— Begin INPUT ROWS —

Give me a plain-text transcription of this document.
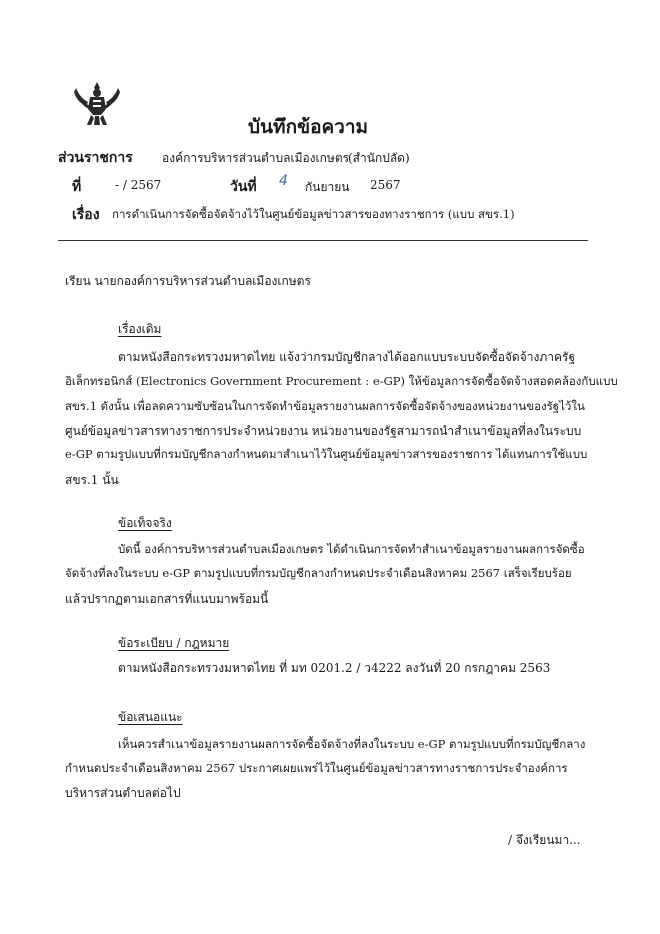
บันทึกข้อความ
ส่วนราชการ องค์การบริหารส่วนตำบลเมืองเกษตร
(สำนักปลัด)
ที่	- / 2567	วันที่ 4 กันยายน 2567
เรื่อง การดำเนินการจัดซื้อจัดจ้างไว้ในศูนย์ข้อมูลข่าวสารของทางราชการ (แบบ สขร.1)
เรียน นายกองค์การบริหารส่วนตำบลเมืองเกษตร
เรื่องเดิม
ตามหนังสือกระทรวงมหาดไทย แจ้งว่ากรมบัญชีกลางได้ออกแบบระบบจัดซื้อจัดจ้างภาครัฐ
อิเล็กทรอนิกส์ (Electronics Government Procurement : e-GP) ให้ข้อมูลการจัดซื้อจัดจ้างสอดคล้องกับแบบ
สขร.1 ดังนั้น เพื่อลดความซับซ้อนในการจัดทำข้อมูลรายงานผลการจัดซื้อจัดจ้างของหน่วยงานของรัฐไว้ใน
ศูนย์ข้อมูลข่าวสารทางราชการประจำหน่วยงาน หน่วยงานของรัฐสามารถนำสำเนาข้อมูลที่ลงในระบบ
e-GP ตามรูปแบบที่กรมบัญชีกลางกำหนดมาสำเนาไว้ในศูนย์ข้อมูลข่าวสารของราชการ ได้แทนการใช้แบบ
สขร.1 นั้น
ข้อเท็จจริง
บัดนี้ องค์การบริหารส่วนตำบลเมืองเกษตร ได้ดำเนินการจัดทำสำเนาข้อมูลรายงานผลการจัดซื้อ
จัดจ้างที่ลงในระบบ e-GP ตามรูปแบบที่กรมบัญชีกลางกำหนดประจำเดือนสิงหาคม 2567 เสร็จเรียบร้อย
แล้วปรากฏตามเอกสารที่แนบมาพร้อมนี้
ข้อระเบียบ / กฎหมาย
ตามหนังสือกระทรวงมหาดไทย ที่ มท 0201.2 / ว4222 ลงวันที่ 20 กรกฎาคม 2563
ข้อเสนอแนะ
เห็นควรสำเนาข้อมูลรายงานผลการจัดซื้อจัดจ้างที่ลงในระบบ e-GP ตามรูปแบบที่กรมบัญชีกลาง
กำหนดประจำเดือนสิงหาคม 2567 ประกาศเผยแพร่ไว้ในศูนย์ข้อมูลข่าวสารทางราชการประจำองค์การ
บริหารส่วนตำบลต่อไป
/ จึงเรียนมา...
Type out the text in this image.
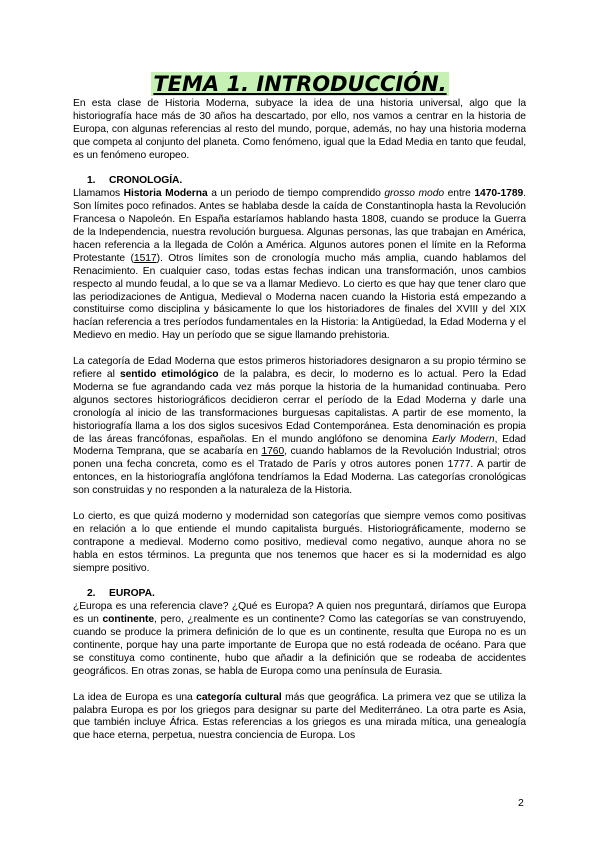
TEMA 1. INTRODUCCIÓN.

En esta clase de Historia Moderna, subyace la idea de una historia universal, algo que la historiografía hace más de 30 años ha descartado, por ello, nos vamos a centrar en la historia de Europa, con algunas referencias al resto del mundo, porque, además, no hay una historia moderna que competa al conjunto del planeta. Como fenómeno, igual que la Edad Media en tanto que feudal, es un fenómeno europeo.

1. CRONOLOGÍA.

Llamamos Historia Moderna a un periodo de tiempo comprendido grosso modo entre 1470-1789. Son límites poco refinados. Antes se hablaba desde la caída de Constantinopla hasta la Revolución Francesa o Napoleón. En España estaríamos hablando hasta 1808, cuando se produce la Guerra de la Independencia, nuestra revolución burguesa. Algunas personas, las que trabajan en América, hacen referencia a la llegada de Colón a América. Algunos autores ponen el límite en la Reforma Protestante (1517). Otros límites son de cronología mucho más amplia, cuando hablamos del Renacimiento. En cualquier caso, todas estas fechas indican una transformación, unos cambios respecto al mundo feudal, a lo que se va a llamar Medievo. Lo cierto es que hay que tener claro que las periodizaciones de Antigua, Medieval o Moderna nacen cuando la Historia está empezando a constituirse como disciplina y básicamente lo que los historiadores de finales del XVIII y del XIX hacían referencia a tres períodos fundamentales en la Historia: la Antigüedad, la Edad Moderna y el Medievo en medio. Hay un período que se sigue llamando prehistoria.

La categoría de Edad Moderna que estos primeros historiadores designaron a su propio término se refiere al sentido etimológico de la palabra, es decir, lo moderno es lo actual. Pero la Edad Moderna se fue agrandando cada vez más porque la historia de la humanidad continuaba. Pero algunos sectores historiográficos decidieron cerrar el período de la Edad Moderna y darle una cronología al inicio de las transformaciones burguesas capitalistas. A partir de ese momento, la historiografía llama a los dos siglos sucesivos Edad Contemporánea. Esta denominación es propia de las áreas francófonas, españolas. En el mundo anglófono se denomina Early Modern, Edad Moderna Temprana, que se acabaría en 1760, cuando hablamos de la Revolución Industrial; otros ponen una fecha concreta, como es el Tratado de París y otros autores ponen 1777. A partir de entonces, en la historiografía anglófona tendríamos la Edad Moderna. Las categorías cronológicas son construidas y no responden a la naturaleza de la Historia.

Lo cierto, es que quizá moderno y modernidad son categorías que siempre vemos como positivas en relación a lo que entiende el mundo capitalista burgués. Historiográficamente, moderno se contrapone a medieval. Moderno como positivo, medieval como negativo, aunque ahora no se habla en estos términos. La pregunta que nos tenemos que hacer es si la modernidad es algo siempre positivo.

2. EUROPA.

¿Europa es una referencia clave? ¿Qué es Europa? A quien nos preguntará, diríamos que Europa es un continente, pero, ¿realmente es un continente? Como las categorías se van construyendo, cuando se produce la primera definición de lo que es un continente, resulta que Europa no es un continente, porque hay una parte importante de Europa que no está rodeada de océano. Para que se constituya como continente, hubo que añadir a la definición que se rodeaba de accidentes geográficos. En otras zonas, se habla de Europa como una península de Eurasia.

La idea de Europa es una categoría cultural más que geográfica. La primera vez que se utiliza la palabra Europa es por los griegos para designar su parte del Mediterráneo. La otra parte es Asia, que también incluye África. Estas referencias a los griegos es una mirada mítica, una genealogía que hace eterna, perpetua, nuestra conciencia de Europa. Los

2
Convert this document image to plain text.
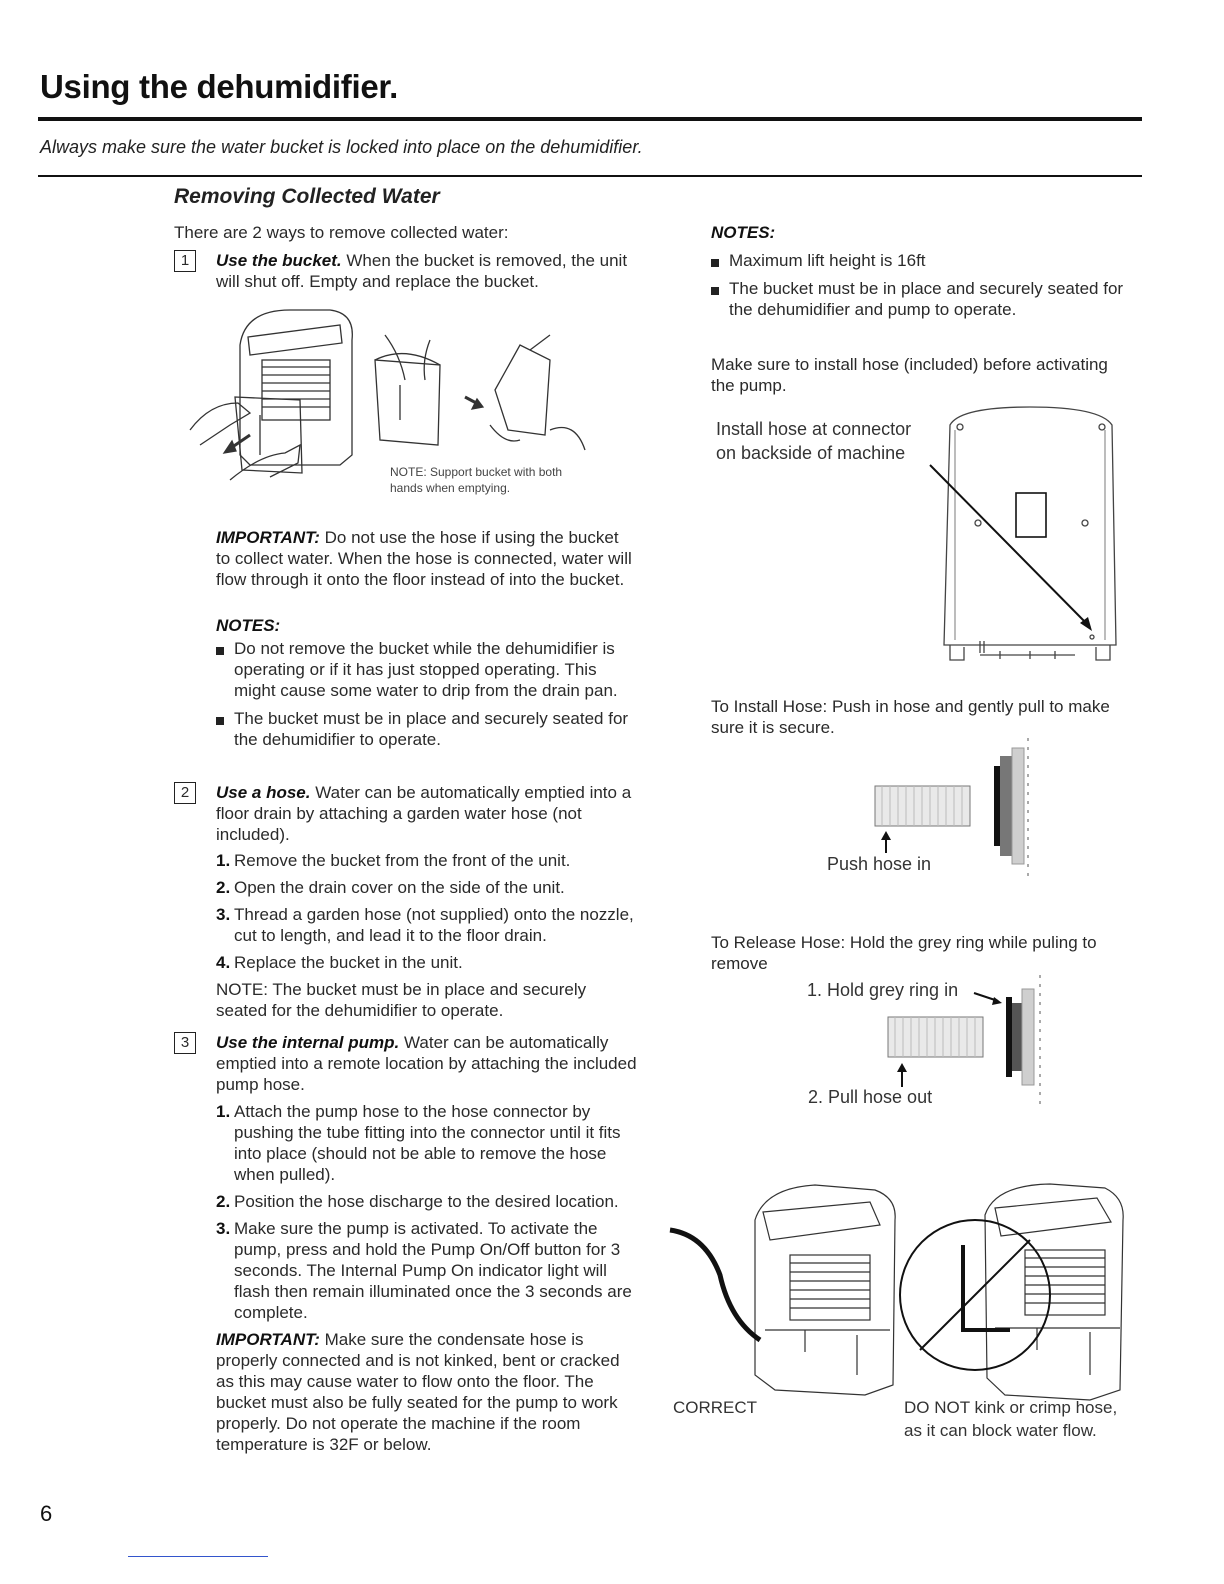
Using the dehumidifier.
Always make sure the water bucket is locked into place on the dehumidifier.
Removing Collected Water
There are 2 ways to remove collected water:
1	Use the bucket. When the bucket is removed, the unit will shut off. Empty and replace the bucket.
NOTE: Support bucket with both hands when emptying.
IMPORTANT: Do not use the hose if using the bucket to collect water. When the hose is connected, water will flow through it onto the floor instead of into the bucket.
NOTES:
Do not remove the bucket while the dehumidifier is operating or if it has just stopped operating. This might cause some water to drip from the drain pan.
The bucket must be in place and securely seated for the dehumidifier to operate.
2	Use a hose. Water can be automatically emptied into a floor drain by attaching a garden water hose (not included).
1. Remove the bucket from the front of the unit.
2. Open the drain cover on the side of the unit.
3. Thread a garden hose (not supplied) onto the nozzle, cut to length, and lead it to the floor drain.
4. Replace the bucket in the unit.
NOTE: The bucket must be in place and securely seated for the dehumidifier to operate.
3	Use the internal pump. Water can be automatically emptied into a remote location by attaching the included pump hose.
1. Attach the pump hose to the hose connector by pushing the tube fitting into the connector until it fits into place (should not be able to remove the hose when pulled).
2. Position the hose discharge to the desired location.
3. Make sure the pump is activated. To activate the pump, press and hold the Pump On/Off button for 3 seconds. The Internal Pump On indicator light will flash then remain illuminated once the 3 seconds are complete.
IMPORTANT: Make sure the condensate hose is properly connected and is not kinked, bent or cracked as this may cause water to flow onto the floor. The bucket must also be fully seated for the pump to work properly. Do not operate the machine if the room temperature is 32F or below.
6
NOTES:
Maximum lift height is 16ft
The bucket must be in place and securely seated for the dehumidifier and pump to operate.
Make sure to install hose (included) before activating the pump.
Install hose at connector
on backside of machine
To Install Hose: Push in hose and gently pull to make sure it is secure.
Push hose in
To Release Hose: Hold the grey ring while puling to remove
1. Hold grey ring in
2. Pull hose out
CORRECT	DO NOT kink or crimp hose,
as it can block water flow.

— End INPUT ROWS —

• INSTRUCTIONS FOR THE TASK
Copy the material above exactly and drop the pictures.

• COMPLETED EXERCISE
Give me a plain-text transcription of this document.
บันทึกข้อความ
ส่วนราชการ องค์การบริหารส่วนตำบลเมืองเกษตร
(สำนักปลัด)
ที่	- / 2567	วันที่ 4 กันยายน 2567
เรื่อง การดำเนินการจัดซื้อจัดจ้างไว้ในศูนย์ข้อมูลข่าวสารของทางราชการ (แบบ สขร.1)
เรียน นายกองค์การบริหารส่วนตำบลเมืองเกษตร
เรื่องเดิม
ตามหนังสือกระทรวงมหาดไทย แจ้งว่ากรมบัญชีกลางได้ออกแบบระบบจัดซื้อจัดจ้างภาครัฐ
อิเล็กทรอนิกส์ (Electronics Government Procurement : e-GP) ให้ข้อมูลการจัดซื้อจัดจ้างสอดคล้องกับแบบ
สขร.1 ดังนั้น เพื่อลดความซับซ้อนในการจัดทำข้อมูลรายงานผลการจัดซื้อจัดจ้างของหน่วยงานของรัฐไว้ใน
ศูนย์ข้อมูลข่าวสารทางราชการประจำหน่วยงาน หน่วยงานของรัฐสามารถนำสำเนาข้อมูลที่ลงในระบบ
e-GP ตามรูปแบบที่กรมบัญชีกลางกำหนดมาสำเนาไว้ในศูนย์ข้อมูลข่าวสารของราชการ ได้แทนการใช้แบบ
สขร.1 นั้น
ข้อเท็จจริง
บัดนี้ องค์การบริหารส่วนตำบลเมืองเกษตร ได้ดำเนินการจัดทำสำเนาข้อมูลรายงานผลการจัดซื้อ
จัดจ้างที่ลงในระบบ e-GP ตามรูปแบบที่กรมบัญชีกลางกำหนดประจำเดือนสิงหาคม 2567 เสร็จเรียบร้อย
แล้วปรากฏตามเอกสารที่แนบมาพร้อมนี้
ข้อระเบียบ / กฎหมาย
ตามหนังสือกระทรวงมหาดไทย ที่ มท 0201.2 / ว4222 ลงวันที่ 20 กรกฎาคม 2563
ข้อเสนอแนะ
เห็นควรสำเนาข้อมูลรายงานผลการจัดซื้อจัดจ้างที่ลงในระบบ e-GP ตามรูปแบบที่กรมบัญชีกลาง
กำหนดประจำเดือนสิงหาคม 2567 ประกาศเผยแพร่ไว้ในศูนย์ข้อมูลข่าวสารทางราชการประจำองค์การ
บริหารส่วนตำบลต่อไป
/ จึงเรียนมา...
Type out the text in this image.
TEMA 1. INTRODUCCIÓN.

En esta clase de Historia Moderna, subyace la idea de una historia universal, algo que la historiografía hace más de 30 años ha descartado, por ello, nos vamos a centrar en la historia de Europa, con algunas referencias al resto del mundo, porque, además, no hay una historia moderna que competa al conjunto del planeta. Como fenómeno, igual que la Edad Media en tanto que feudal, es un fenómeno europeo.

1. CRONOLOGÍA.

Llamamos Historia Moderna a un periodo de tiempo comprendido grosso modo entre 1470-1789. Son límites poco refinados. Antes se hablaba desde la caída de Constantinopla hasta la Revolución Francesa o Napoleón. En España estaríamos hablando hasta 1808, cuando se produce la Guerra de la Independencia, nuestra revolución burguesa. Algunas personas, las que trabajan en América, hacen referencia a la llegada de Colón a América. Algunos autores ponen el límite en la Reforma Protestante (1517). Otros límites son de cronología mucho más amplia, cuando hablamos del Renacimiento. En cualquier caso, todas estas fechas indican una transformación, unos cambios respecto al mundo feudal, a lo que se va a llamar Medievo. Lo cierto es que hay que tener claro que las periodizaciones de Antigua, Medieval o Moderna nacen cuando la Historia está empezando a constituirse como disciplina y básicamente lo que los historiadores de finales del XVIII y del XIX hacían referencia a tres períodos fundamentales en la Historia: la Antigüedad, la Edad Moderna y el Medievo en medio. Hay un período que se sigue llamando prehistoria.

La categoría de Edad Moderna que estos primeros historiadores designaron a su propio término se refiere al sentido etimológico de la palabra, es decir, lo moderno es lo actual. Pero la Edad Moderna se fue agrandando cada vez más porque la historia de la humanidad continuaba. Pero algunos sectores historiográficos decidieron cerrar el período de la Edad Moderna y darle una cronología al inicio de las transformaciones burguesas capitalistas. A partir de ese momento, la historiografía llama a los dos siglos sucesivos Edad Contemporánea. Esta denominación es propia de las áreas francófonas, españolas. En el mundo anglófono se denomina Early Modern, Edad Moderna Temprana, que se acabaría en 1760, cuando hablamos de la Revolución Industrial; otros ponen una fecha concreta, como es el Tratado de París y otros autores ponen 1777. A partir de entonces, en la historiografía anglófona tendríamos la Edad Moderna. Las categorías cronológicas son construidas y no responden a la naturaleza de la Historia.

Lo cierto, es que quizá moderno y modernidad son categorías que siempre vemos como positivas en relación a lo que entiende el mundo capitalista burgués. Historiográficamente, moderno se contrapone a medieval. Moderno como positivo, medieval como negativo, aunque ahora no se habla en estos términos. La pregunta que nos tenemos que hacer es si la modernidad es algo siempre positivo.

2. EUROPA.

¿Europa es una referencia clave? ¿Qué es Europa? A quien nos preguntará, diríamos que Europa es un continente, pero, ¿realmente es un continente? Como las categorías se van construyendo, cuando se produce la primera definición de lo que es un continente, resulta que Europa no es un continente, porque hay una parte importante de Europa que no está rodeada de océano. Para que se constituya como continente, hubo que añadir a la definición que se rodeaba de accidentes geográficos. En otras zonas, se habla de Europa como una península de Eurasia.

La idea de Europa es una categoría cultural más que geográfica. La primera vez que se utiliza la palabra Europa es por los griegos para designar su parte del Mediterráneo. La otra parte es Asia, que también incluye África. Estas referencias a los griegos es una mirada mítica, una genealogía que hace eterna, perpetua, nuestra conciencia de Europa. Los

2
Convert this document image to plain text.
Using the dehumidifier.
Always make sure the water bucket is locked into place on the dehumidifier.
Removing Collected Water
There are 2 ways to remove collected water:
1	Use the bucket. When the bucket is removed, the unit will shut off. Empty and replace the bucket.
NOTE: Support bucket with both hands when emptying.
IMPORTANT: Do not use the hose if using the bucket to collect water. When the hose is connected, water will flow through it onto the floor instead of into the bucket.
NOTES:
Do not remove the bucket while the dehumidifier is operating or if it has just stopped operating. This might cause some water to drip from the drain pan.
The bucket must be in place and securely seated for the dehumidifier to operate.
2	Use a hose. Water can be automatically emptied into a floor drain by attaching a garden water hose (not included).
1. Remove the bucket from the front of the unit.
2. Open the drain cover on the side of the unit.
3. Thread a garden hose (not supplied) onto the nozzle, cut to length, and lead it to the floor drain.
4. Replace the bucket in the unit.
NOTE: The bucket must be in place and securely seated for the dehumidifier to operate.
3	Use the internal pump. Water can be automatically emptied into a remote location by attaching the included pump hose.
1. Attach the pump hose to the hose connector by pushing the tube fitting into the connector until it fits into place (should not be able to remove the hose when pulled).
2. Position the hose discharge to the desired location.
3. Make sure the pump is activated. To activate the pump, press and hold the Pump On/Off button for 3 seconds. The Internal Pump On indicator light will flash then remain illuminated once the 3 seconds are complete.
IMPORTANT: Make sure the condensate hose is properly connected and is not kinked, bent or cracked as this may cause water to flow onto the floor. The bucket must also be fully seated for the pump to work properly. Do not operate the machine if the room temperature is 32F or below.
6
NOTES:
Maximum lift height is 16ft
The bucket must be in place and securely seated for the dehumidifier and pump to operate.
Make sure to install hose (included) before activating the pump.
Install hose at connector
on backside of machine
To Install Hose: Push in hose and gently pull to make sure it is secure.
Push hose in
To Release Hose: Hold the grey ring while puling to remove
1. Hold grey ring in
2. Pull hose out
CORRECT	DO NOT kink or crimp hose,
as it can block water flow.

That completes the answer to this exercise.